• [Record excerpts]
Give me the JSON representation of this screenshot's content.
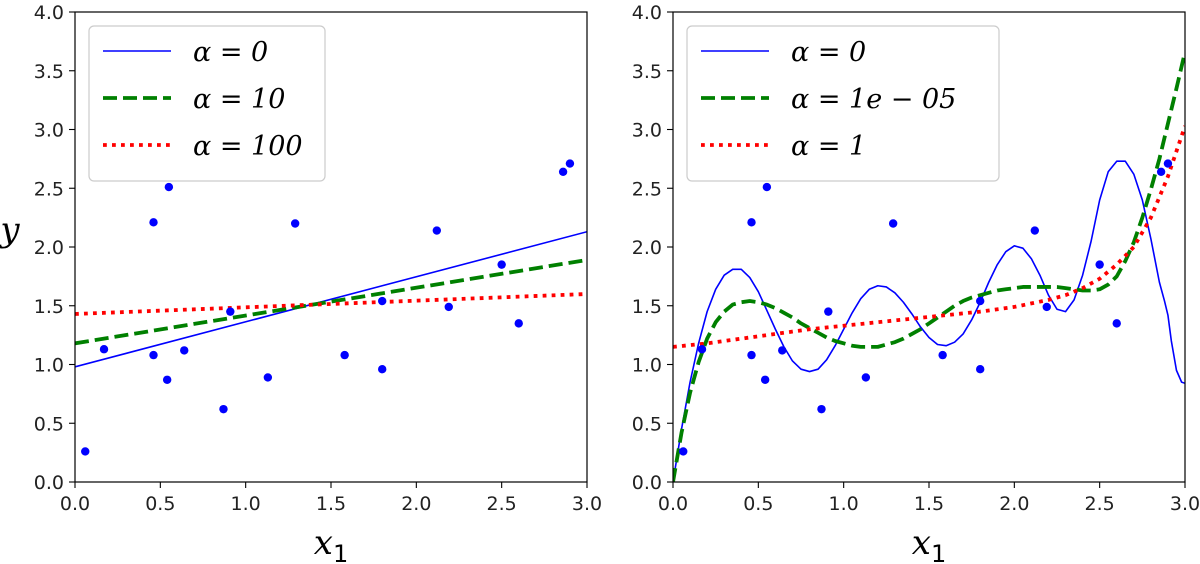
{
  "chart_data": [
    {
      "type": "scatter",
      "title": "",
      "xlabel": "x_1",
      "ylabel": "y",
      "xlim": [
        0.0,
        3.0
      ],
      "ylim": [
        0.0,
        4.0
      ],
      "xticks": [
        "0.0",
        "0.5",
        "1.0",
        "1.5",
        "2.0",
        "2.5",
        "3.0"
      ],
      "yticks": [
        "0.0",
        "0.5",
        "1.0",
        "1.5",
        "2.0",
        "2.5",
        "3.0",
        "3.5",
        "4.0"
      ],
      "grid": false,
      "legend_position": "top-left",
      "points": {
        "color": "#0000ff",
        "x": [
          0.06,
          0.17,
          0.46,
          0.46,
          0.54,
          0.55,
          0.64,
          0.87,
          0.91,
          1.13,
          1.29,
          1.58,
          1.8,
          1.8,
          2.12,
          2.19,
          2.5,
          2.6,
          2.86,
          2.9
        ],
        "y": [
          0.26,
          1.13,
          2.21,
          1.08,
          0.87,
          2.51,
          1.12,
          0.62,
          1.45,
          0.89,
          2.2,
          1.08,
          1.54,
          0.96,
          2.14,
          1.49,
          1.85,
          1.35,
          2.64,
          2.71
        ]
      },
      "series": [
        {
          "name": "α = 0",
          "style": "solid",
          "color": "#0000ff",
          "x": [
            0,
            3
          ],
          "y": [
            0.98,
            2.13
          ]
        },
        {
          "name": "α = 10",
          "style": "dashed",
          "color": "#008000",
          "x": [
            0,
            3
          ],
          "y": [
            1.18,
            1.89
          ]
        },
        {
          "name": "α = 100",
          "style": "dotted",
          "color": "#ff0000",
          "x": [
            0,
            3
          ],
          "y": [
            1.43,
            1.6
          ]
        }
      ]
    },
    {
      "type": "scatter",
      "title": "",
      "xlabel": "x_1",
      "ylabel": "",
      "xlim": [
        0.0,
        3.0
      ],
      "ylim": [
        0.0,
        4.0
      ],
      "xticks": [
        "0.0",
        "0.5",
        "1.0",
        "1.5",
        "2.0",
        "2.5",
        "3.0"
      ],
      "yticks": [
        "0.0",
        "0.5",
        "1.0",
        "1.5",
        "2.0",
        "2.5",
        "3.0",
        "3.5",
        "4.0"
      ],
      "grid": false,
      "legend_position": "top-left",
      "points": {
        "color": "#0000ff",
        "x": [
          0.06,
          0.17,
          0.46,
          0.46,
          0.54,
          0.55,
          0.64,
          0.87,
          0.91,
          1.13,
          1.29,
          1.58,
          1.8,
          1.8,
          2.12,
          2.19,
          2.5,
          2.6,
          2.86,
          2.9
        ],
        "y": [
          0.26,
          1.13,
          2.21,
          1.08,
          0.87,
          2.51,
          1.12,
          0.62,
          1.45,
          0.89,
          2.2,
          1.08,
          1.54,
          0.96,
          2.14,
          1.49,
          1.85,
          1.35,
          2.64,
          2.71
        ]
      },
      "series": [
        {
          "name": "α = 0",
          "style": "solid",
          "color": "#0000ff",
          "x": [
            0.0,
            0.05,
            0.1,
            0.15,
            0.2,
            0.25,
            0.3,
            0.35,
            0.4,
            0.45,
            0.5,
            0.55,
            0.6,
            0.65,
            0.7,
            0.75,
            0.8,
            0.85,
            0.9,
            0.95,
            1.0,
            1.05,
            1.1,
            1.15,
            1.2,
            1.25,
            1.3,
            1.35,
            1.4,
            1.45,
            1.5,
            1.55,
            1.6,
            1.65,
            1.7,
            1.75,
            1.8,
            1.85,
            1.9,
            1.95,
            2.0,
            2.05,
            2.1,
            2.15,
            2.2,
            2.25,
            2.3,
            2.35,
            2.4,
            2.45,
            2.5,
            2.55,
            2.6,
            2.65,
            2.7,
            2.75,
            2.8,
            2.85,
            2.88,
            2.9,
            2.92,
            2.95,
            2.98,
            3.0
          ],
          "y": [
            0.0,
            0.45,
            0.85,
            1.18,
            1.45,
            1.64,
            1.76,
            1.81,
            1.81,
            1.74,
            1.62,
            1.46,
            1.3,
            1.15,
            1.03,
            0.96,
            0.94,
            0.96,
            1.04,
            1.16,
            1.3,
            1.44,
            1.56,
            1.64,
            1.67,
            1.66,
            1.61,
            1.53,
            1.43,
            1.32,
            1.23,
            1.17,
            1.16,
            1.19,
            1.26,
            1.38,
            1.53,
            1.7,
            1.85,
            1.96,
            2.01,
            1.99,
            1.9,
            1.76,
            1.59,
            1.47,
            1.45,
            1.55,
            1.76,
            2.05,
            2.4,
            2.64,
            2.73,
            2.73,
            2.62,
            2.4,
            2.07,
            1.7,
            1.54,
            1.42,
            1.2,
            0.95,
            0.85,
            0.84
          ]
        },
        {
          "name": "α = 1e − 05",
          "style": "dashed",
          "color": "#008000",
          "x": [
            0.0,
            0.05,
            0.1,
            0.15,
            0.2,
            0.25,
            0.3,
            0.35,
            0.4,
            0.45,
            0.5,
            0.55,
            0.6,
            0.65,
            0.7,
            0.75,
            0.8,
            0.85,
            0.9,
            0.95,
            1.0,
            1.05,
            1.1,
            1.15,
            1.2,
            1.25,
            1.3,
            1.35,
            1.4,
            1.45,
            1.5,
            1.55,
            1.6,
            1.65,
            1.7,
            1.75,
            1.8,
            1.85,
            1.9,
            1.95,
            2.0,
            2.05,
            2.1,
            2.15,
            2.2,
            2.25,
            2.3,
            2.35,
            2.4,
            2.45,
            2.5,
            2.55,
            2.6,
            2.65,
            2.7,
            2.75,
            2.8,
            2.85,
            2.9,
            2.95,
            3.0
          ],
          "y": [
            0.0,
            0.42,
            0.76,
            1.02,
            1.22,
            1.36,
            1.45,
            1.51,
            1.53,
            1.54,
            1.53,
            1.51,
            1.48,
            1.44,
            1.4,
            1.35,
            1.31,
            1.27,
            1.23,
            1.2,
            1.18,
            1.16,
            1.15,
            1.15,
            1.15,
            1.17,
            1.19,
            1.22,
            1.26,
            1.3,
            1.35,
            1.4,
            1.45,
            1.5,
            1.54,
            1.57,
            1.59,
            1.61,
            1.63,
            1.64,
            1.65,
            1.66,
            1.66,
            1.66,
            1.66,
            1.66,
            1.65,
            1.64,
            1.63,
            1.63,
            1.64,
            1.68,
            1.75,
            1.88,
            2.04,
            2.25,
            2.49,
            2.75,
            3.05,
            3.35,
            3.66
          ]
        },
        {
          "name": "α = 1",
          "style": "dotted",
          "color": "#ff0000",
          "x": [
            0.0,
            0.2,
            0.4,
            0.6,
            0.8,
            1.0,
            1.2,
            1.4,
            1.6,
            1.8,
            2.0,
            2.1,
            2.2,
            2.3,
            2.4,
            2.5,
            2.6,
            2.7,
            2.8,
            2.9,
            3.0
          ],
          "y": [
            1.15,
            1.18,
            1.22,
            1.26,
            1.3,
            1.33,
            1.36,
            1.39,
            1.42,
            1.45,
            1.49,
            1.52,
            1.55,
            1.59,
            1.65,
            1.73,
            1.85,
            2.0,
            2.25,
            2.6,
            3.03
          ]
        }
      ]
    }
  ]
}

• [Direction]
What you return should match the records above word for word, minus the pictures.

• [Result of this task]
Give me the JSON representation of this screenshot's content.
{
  "chart_data": [
    {
      "type": "scatter",
      "title": "",
      "xlabel": "x_1",
      "ylabel": "y",
      "xlim": [
        0.0,
        3.0
      ],
      "ylim": [
        0.0,
        4.0
      ],
      "xticks": [
        "0.0",
        "0.5",
        "1.0",
        "1.5",
        "2.0",
        "2.5",
        "3.0"
      ],
      "yticks": [
        "0.0",
        "0.5",
        "1.0",
        "1.5",
        "2.0",
        "2.5",
        "3.0",
        "3.5",
        "4.0"
      ],
      "grid": false,
      "legend_position": "top-left",
      "points": {
        "color": "#0000ff",
        "x": [
          0.06,
          0.17,
          0.46,
          0.46,
          0.54,
          0.55,
          0.64,
          0.87,
          0.91,
          1.13,
          1.29,
          1.58,
          1.8,
          1.8,
          2.12,
          2.19,
          2.5,
          2.6,
          2.86,
          2.9
        ],
        "y": [
          0.26,
          1.13,
          2.21,
          1.08,
          0.87,
          2.51,
          1.12,
          0.62,
          1.45,
          0.89,
          2.2,
          1.08,
          1.54,
          0.96,
          2.14,
          1.49,
          1.85,
          1.35,
          2.64,
          2.71
        ]
      },
      "series": [
        {
          "name": "α = 0",
          "style": "solid",
          "color": "#0000ff",
          "x": [
            0,
            3
          ],
          "y": [
            0.98,
            2.13
          ]
        },
        {
          "name": "α = 10",
          "style": "dashed",
          "color": "#008000",
          "x": [
            0,
            3
          ],
          "y": [
            1.18,
            1.89
          ]
        },
        {
          "name": "α = 100",
          "style": "dotted",
          "color": "#ff0000",
          "x": [
            0,
            3
          ],
          "y": [
            1.43,
            1.6
          ]
        }
      ]
    },
    {
      "type": "scatter",
      "title": "",
      "xlabel": "x_1",
      "ylabel": "",
      "xlim": [
        0.0,
        3.0
      ],
      "ylim": [
        0.0,
        4.0
      ],
      "xticks": [
        "0.0",
        "0.5",
        "1.0",
        "1.5",
        "2.0",
        "2.5",
        "3.0"
      ],
      "yticks": [
        "0.0",
        "0.5",
        "1.0",
        "1.5",
        "2.0",
        "2.5",
        "3.0",
        "3.5",
        "4.0"
      ],
      "grid": false,
      "legend_position": "top-left",
      "points": {
        "color": "#0000ff",
        "x": [
          0.06,
          0.17,
          0.46,
          0.46,
          0.54,
          0.55,
          0.64,
          0.87,
          0.91,
          1.13,
          1.29,
          1.58,
          1.8,
          1.8,
          2.12,
          2.19,
          2.5,
          2.6,
          2.86,
          2.9
        ],
        "y": [
          0.26,
          1.13,
          2.21,
          1.08,
          0.87,
          2.51,
          1.12,
          0.62,
          1.45,
          0.89,
          2.2,
          1.08,
          1.54,
          0.96,
          2.14,
          1.49,
          1.85,
          1.35,
          2.64,
          2.71
        ]
      },
      "series": [
        {
          "name": "α = 0",
          "style": "solid",
          "color": "#0000ff",
          "x": [
            0.0,
            0.05,
            0.1,
            0.15,
            0.2,
            0.25,
            0.3,
            0.35,
            0.4,
            0.45,
            0.5,
            0.55,
            0.6,
            0.65,
            0.7,
            0.75,
            0.8,
            0.85,
            0.9,
            0.95,
            1.0,
            1.05,
            1.1,
            1.15,
            1.2,
            1.25,
            1.3,
            1.35,
            1.4,
            1.45,
            1.5,
            1.55,
            1.6,
            1.65,
            1.7,
            1.75,
            1.8,
            1.85,
            1.9,
            1.95,
            2.0,
            2.05,
            2.1,
            2.15,
            2.2,
            2.25,
            2.3,
            2.35,
            2.4,
            2.45,
            2.5,
            2.55,
            2.6,
            2.65,
            2.7,
            2.75,
            2.8,
            2.85,
            2.88,
            2.9,
            2.92,
            2.95,
            2.98,
            3.0
          ],
          "y": [
            0.0,
            0.45,
            0.85,
            1.18,
            1.45,
            1.64,
            1.76,
            1.81,
            1.81,
            1.74,
            1.62,
            1.46,
            1.3,
            1.15,
            1.03,
            0.96,
            0.94,
            0.96,
            1.04,
            1.16,
            1.3,
            1.44,
            1.56,
            1.64,
            1.67,
            1.66,
            1.61,
            1.53,
            1.43,
            1.32,
            1.23,
            1.17,
            1.16,
            1.19,
            1.26,
            1.38,
            1.53,
            1.7,
            1.85,
            1.96,
            2.01,
            1.99,
            1.9,
            1.76,
            1.59,
            1.47,
            1.45,
            1.55,
            1.76,
            2.05,
            2.4,
            2.64,
            2.73,
            2.73,
            2.62,
            2.4,
            2.07,
            1.7,
            1.54,
            1.42,
            1.2,
            0.95,
            0.85,
            0.84
          ]
        },
        {
          "name": "α = 1e − 05",
          "style": "dashed",
          "color": "#008000",
          "x": [
            0.0,
            0.05,
            0.1,
            0.15,
            0.2,
            0.25,
            0.3,
            0.35,
            0.4,
            0.45,
            0.5,
            0.55,
            0.6,
            0.65,
            0.7,
            0.75,
            0.8,
            0.85,
            0.9,
            0.95,
            1.0,
            1.05,
            1.1,
            1.15,
            1.2,
            1.25,
            1.3,
            1.35,
            1.4,
            1.45,
            1.5,
            1.55,
            1.6,
            1.65,
            1.7,
            1.75,
            1.8,
            1.85,
            1.9,
            1.95,
            2.0,
            2.05,
            2.1,
            2.15,
            2.2,
            2.25,
            2.3,
            2.35,
            2.4,
            2.45,
            2.5,
            2.55,
            2.6,
            2.65,
            2.7,
            2.75,
            2.8,
            2.85,
            2.9,
            2.95,
            3.0
          ],
          "y": [
            0.0,
            0.42,
            0.76,
            1.02,
            1.22,
            1.36,
            1.45,
            1.51,
            1.53,
            1.54,
            1.53,
            1.51,
            1.48,
            1.44,
            1.4,
            1.35,
            1.31,
            1.27,
            1.23,
            1.2,
            1.18,
            1.16,
            1.15,
            1.15,
            1.15,
            1.17,
            1.19,
            1.22,
            1.26,
            1.3,
            1.35,
            1.4,
            1.45,
            1.5,
            1.54,
            1.57,
            1.59,
            1.61,
            1.63,
            1.64,
            1.65,
            1.66,
            1.66,
            1.66,
            1.66,
            1.66,
            1.65,
            1.64,
            1.63,
            1.63,
            1.64,
            1.68,
            1.75,
            1.88,
            2.04,
            2.25,
            2.49,
            2.75,
            3.05,
            3.35,
            3.66
          ]
        },
        {
          "name": "α = 1",
          "style": "dotted",
          "color": "#ff0000",
          "x": [
            0.0,
            0.2,
            0.4,
            0.6,
            0.8,
            1.0,
            1.2,
            1.4,
            1.6,
            1.8,
            2.0,
            2.1,
            2.2,
            2.3,
            2.4,
            2.5,
            2.6,
            2.7,
            2.8,
            2.9,
            3.0
          ],
          "y": [
            1.15,
            1.18,
            1.22,
            1.26,
            1.3,
            1.33,
            1.36,
            1.39,
            1.42,
            1.45,
            1.49,
            1.52,
            1.55,
            1.59,
            1.65,
            1.73,
            1.85,
            2.0,
            2.25,
            2.6,
            3.03
          ]
        }
      ]
    }
  ]
}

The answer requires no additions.